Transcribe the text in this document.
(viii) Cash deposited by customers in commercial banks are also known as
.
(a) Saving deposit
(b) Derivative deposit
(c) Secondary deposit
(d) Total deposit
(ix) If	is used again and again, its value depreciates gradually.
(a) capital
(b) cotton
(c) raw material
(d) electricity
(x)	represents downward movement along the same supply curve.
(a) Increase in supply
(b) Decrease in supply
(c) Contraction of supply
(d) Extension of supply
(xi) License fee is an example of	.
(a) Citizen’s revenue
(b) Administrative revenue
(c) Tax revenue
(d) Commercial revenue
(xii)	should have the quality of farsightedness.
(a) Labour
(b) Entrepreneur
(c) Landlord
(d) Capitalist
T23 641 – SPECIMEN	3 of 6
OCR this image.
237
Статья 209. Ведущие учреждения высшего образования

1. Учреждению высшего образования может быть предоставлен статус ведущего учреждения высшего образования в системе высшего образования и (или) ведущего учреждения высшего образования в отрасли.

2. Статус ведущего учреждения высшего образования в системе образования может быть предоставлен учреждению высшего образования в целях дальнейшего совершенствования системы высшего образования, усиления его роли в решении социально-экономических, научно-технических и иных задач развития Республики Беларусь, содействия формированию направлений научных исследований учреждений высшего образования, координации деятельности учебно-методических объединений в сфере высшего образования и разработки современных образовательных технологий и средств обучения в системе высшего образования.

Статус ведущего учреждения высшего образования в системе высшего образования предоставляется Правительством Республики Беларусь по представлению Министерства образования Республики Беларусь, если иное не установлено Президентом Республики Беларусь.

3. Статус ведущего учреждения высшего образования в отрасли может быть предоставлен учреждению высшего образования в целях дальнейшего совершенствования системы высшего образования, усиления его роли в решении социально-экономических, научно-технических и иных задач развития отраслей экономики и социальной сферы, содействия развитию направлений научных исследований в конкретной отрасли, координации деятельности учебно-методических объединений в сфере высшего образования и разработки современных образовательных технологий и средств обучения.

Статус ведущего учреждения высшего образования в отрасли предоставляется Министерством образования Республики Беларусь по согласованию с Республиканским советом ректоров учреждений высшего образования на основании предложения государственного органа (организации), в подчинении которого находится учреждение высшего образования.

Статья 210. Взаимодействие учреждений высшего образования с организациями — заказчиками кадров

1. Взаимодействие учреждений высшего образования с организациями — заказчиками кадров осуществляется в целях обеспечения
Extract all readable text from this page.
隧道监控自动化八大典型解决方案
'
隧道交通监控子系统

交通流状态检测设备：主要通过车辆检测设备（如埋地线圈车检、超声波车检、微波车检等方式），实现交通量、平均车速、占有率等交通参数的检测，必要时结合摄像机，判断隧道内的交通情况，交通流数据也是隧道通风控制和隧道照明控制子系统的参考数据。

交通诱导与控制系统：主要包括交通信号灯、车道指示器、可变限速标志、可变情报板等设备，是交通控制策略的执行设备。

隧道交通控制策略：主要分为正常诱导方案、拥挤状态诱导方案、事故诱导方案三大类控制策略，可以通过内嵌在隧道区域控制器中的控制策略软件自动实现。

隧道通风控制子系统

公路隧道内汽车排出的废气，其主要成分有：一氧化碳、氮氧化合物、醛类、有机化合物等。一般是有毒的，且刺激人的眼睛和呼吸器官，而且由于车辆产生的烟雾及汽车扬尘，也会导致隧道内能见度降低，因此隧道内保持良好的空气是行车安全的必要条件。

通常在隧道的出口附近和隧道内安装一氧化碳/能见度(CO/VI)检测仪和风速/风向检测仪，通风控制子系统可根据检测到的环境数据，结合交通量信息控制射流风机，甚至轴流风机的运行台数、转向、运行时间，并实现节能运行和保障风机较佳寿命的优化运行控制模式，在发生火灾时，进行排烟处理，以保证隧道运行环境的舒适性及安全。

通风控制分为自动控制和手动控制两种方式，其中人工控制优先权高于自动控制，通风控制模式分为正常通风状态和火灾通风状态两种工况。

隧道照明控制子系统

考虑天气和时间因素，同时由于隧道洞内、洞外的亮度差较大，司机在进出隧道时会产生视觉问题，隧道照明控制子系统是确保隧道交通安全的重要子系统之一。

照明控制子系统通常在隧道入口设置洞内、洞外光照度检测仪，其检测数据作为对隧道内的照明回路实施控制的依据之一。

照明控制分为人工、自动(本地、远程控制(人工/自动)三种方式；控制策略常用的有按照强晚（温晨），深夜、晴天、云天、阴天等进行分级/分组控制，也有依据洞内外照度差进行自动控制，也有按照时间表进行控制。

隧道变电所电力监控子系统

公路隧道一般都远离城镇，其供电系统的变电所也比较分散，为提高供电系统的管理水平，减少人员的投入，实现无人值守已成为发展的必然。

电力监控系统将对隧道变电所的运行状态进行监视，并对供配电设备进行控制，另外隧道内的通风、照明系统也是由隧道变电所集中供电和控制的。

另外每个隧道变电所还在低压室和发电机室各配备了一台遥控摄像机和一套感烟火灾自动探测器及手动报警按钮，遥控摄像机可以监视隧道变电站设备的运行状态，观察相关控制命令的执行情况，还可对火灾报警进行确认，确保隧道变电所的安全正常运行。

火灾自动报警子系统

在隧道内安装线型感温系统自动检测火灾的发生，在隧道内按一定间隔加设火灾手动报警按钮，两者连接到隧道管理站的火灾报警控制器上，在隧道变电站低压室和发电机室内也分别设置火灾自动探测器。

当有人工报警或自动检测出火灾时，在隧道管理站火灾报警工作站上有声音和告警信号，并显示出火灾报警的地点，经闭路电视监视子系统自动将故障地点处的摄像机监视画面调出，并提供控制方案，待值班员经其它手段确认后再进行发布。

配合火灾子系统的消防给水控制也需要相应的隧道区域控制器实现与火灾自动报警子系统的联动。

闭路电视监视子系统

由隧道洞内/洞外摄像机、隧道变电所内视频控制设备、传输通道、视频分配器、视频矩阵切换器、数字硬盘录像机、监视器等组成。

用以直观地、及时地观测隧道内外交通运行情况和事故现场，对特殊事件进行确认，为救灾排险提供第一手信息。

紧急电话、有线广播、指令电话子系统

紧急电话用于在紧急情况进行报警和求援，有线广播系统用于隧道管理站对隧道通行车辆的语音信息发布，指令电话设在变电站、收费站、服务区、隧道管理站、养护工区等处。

Problem description: Copy all lines from the material that contain "supply".

Exercise solution:
(x)	represents downward movement along the same supply curve.
(a) Increase in supply
(b) Decrease in supply
(c) Contraction of supply
(d) Extension of supply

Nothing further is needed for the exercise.